Select the lines that hold the word "screenshot" and copy each one.

** start DATA RECORDS **

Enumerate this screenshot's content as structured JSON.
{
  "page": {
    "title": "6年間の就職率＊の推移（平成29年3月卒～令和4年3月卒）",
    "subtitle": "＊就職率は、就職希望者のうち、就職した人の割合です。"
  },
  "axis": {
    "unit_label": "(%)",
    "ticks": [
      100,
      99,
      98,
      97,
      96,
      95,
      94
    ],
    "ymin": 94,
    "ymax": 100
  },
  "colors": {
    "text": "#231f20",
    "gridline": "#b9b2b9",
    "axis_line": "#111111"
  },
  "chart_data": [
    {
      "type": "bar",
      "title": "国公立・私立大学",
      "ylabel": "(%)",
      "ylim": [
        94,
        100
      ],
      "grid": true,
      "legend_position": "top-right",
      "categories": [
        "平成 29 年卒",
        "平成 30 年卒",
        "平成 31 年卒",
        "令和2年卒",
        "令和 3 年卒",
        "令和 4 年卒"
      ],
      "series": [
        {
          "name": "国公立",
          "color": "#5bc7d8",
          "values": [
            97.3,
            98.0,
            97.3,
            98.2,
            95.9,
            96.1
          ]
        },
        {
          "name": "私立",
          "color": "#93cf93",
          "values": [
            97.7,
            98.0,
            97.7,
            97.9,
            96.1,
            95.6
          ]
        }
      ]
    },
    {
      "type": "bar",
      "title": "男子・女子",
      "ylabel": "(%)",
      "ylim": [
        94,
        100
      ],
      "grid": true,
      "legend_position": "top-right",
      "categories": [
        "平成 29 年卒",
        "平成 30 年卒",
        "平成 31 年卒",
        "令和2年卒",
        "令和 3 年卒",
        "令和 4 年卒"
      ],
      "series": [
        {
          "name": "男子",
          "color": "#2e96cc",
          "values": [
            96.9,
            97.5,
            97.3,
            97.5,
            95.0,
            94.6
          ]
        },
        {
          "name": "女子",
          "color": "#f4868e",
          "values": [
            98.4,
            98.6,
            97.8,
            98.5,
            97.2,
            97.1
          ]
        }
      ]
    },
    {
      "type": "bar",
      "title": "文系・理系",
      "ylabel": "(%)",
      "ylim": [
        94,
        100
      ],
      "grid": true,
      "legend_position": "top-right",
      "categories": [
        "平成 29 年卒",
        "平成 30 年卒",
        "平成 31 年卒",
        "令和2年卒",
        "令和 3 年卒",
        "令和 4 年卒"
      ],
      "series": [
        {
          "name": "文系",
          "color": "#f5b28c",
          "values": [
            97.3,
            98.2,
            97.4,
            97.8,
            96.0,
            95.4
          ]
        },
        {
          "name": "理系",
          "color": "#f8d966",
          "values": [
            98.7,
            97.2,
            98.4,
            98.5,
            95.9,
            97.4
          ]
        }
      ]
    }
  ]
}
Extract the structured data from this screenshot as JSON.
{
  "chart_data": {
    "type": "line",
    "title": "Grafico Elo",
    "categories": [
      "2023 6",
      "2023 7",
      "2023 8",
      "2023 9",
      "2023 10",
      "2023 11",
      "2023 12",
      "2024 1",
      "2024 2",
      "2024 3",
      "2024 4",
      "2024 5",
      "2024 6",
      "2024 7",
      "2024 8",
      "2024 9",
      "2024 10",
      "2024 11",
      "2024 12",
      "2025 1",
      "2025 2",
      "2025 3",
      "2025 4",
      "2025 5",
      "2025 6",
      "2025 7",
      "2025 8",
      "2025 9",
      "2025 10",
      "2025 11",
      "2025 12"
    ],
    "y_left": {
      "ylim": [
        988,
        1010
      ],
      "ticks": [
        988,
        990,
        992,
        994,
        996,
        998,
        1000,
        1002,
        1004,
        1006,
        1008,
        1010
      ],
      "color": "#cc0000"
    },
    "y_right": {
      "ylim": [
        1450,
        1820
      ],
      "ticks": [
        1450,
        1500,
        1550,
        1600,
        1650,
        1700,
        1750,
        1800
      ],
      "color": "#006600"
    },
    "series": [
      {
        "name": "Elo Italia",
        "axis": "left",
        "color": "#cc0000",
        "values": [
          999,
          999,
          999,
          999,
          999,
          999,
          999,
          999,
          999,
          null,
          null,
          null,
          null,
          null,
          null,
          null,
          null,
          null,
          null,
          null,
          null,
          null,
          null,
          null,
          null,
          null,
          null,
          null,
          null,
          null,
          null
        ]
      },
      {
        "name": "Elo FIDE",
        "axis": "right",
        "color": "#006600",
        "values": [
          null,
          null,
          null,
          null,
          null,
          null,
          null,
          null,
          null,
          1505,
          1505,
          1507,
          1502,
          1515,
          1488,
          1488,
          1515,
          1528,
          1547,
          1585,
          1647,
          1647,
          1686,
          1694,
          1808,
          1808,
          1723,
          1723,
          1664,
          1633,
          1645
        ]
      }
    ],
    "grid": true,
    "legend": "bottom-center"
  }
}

** end DATA RECORDS **
** start DATA RECORDS **

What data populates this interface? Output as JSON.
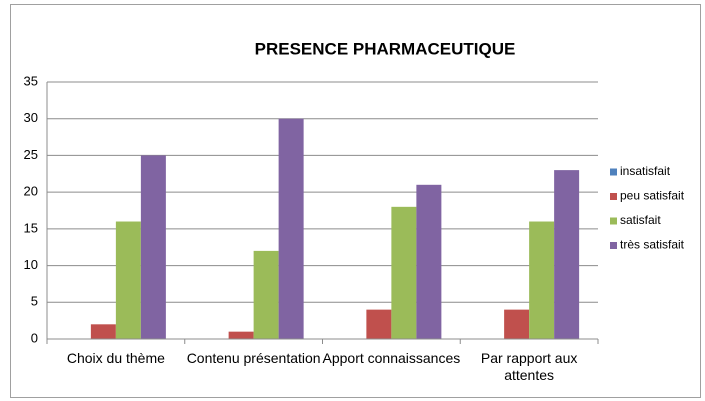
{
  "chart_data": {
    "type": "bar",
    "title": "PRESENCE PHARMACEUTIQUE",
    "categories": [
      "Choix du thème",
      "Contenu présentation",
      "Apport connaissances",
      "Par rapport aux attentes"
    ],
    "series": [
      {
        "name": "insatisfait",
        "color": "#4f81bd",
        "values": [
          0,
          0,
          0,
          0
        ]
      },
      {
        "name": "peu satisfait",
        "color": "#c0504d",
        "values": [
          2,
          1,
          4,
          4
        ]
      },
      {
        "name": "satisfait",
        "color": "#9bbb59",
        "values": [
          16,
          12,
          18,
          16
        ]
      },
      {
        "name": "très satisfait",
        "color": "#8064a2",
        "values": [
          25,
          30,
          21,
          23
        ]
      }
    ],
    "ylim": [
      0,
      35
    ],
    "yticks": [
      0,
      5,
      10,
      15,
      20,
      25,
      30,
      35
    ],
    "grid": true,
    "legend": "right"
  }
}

** end DATA RECORDS **

- _COMPLETE RESPONSE_:
Enumerate this screenshot's content as structured JSON.
Extract the structured data from this screenshot as JSON.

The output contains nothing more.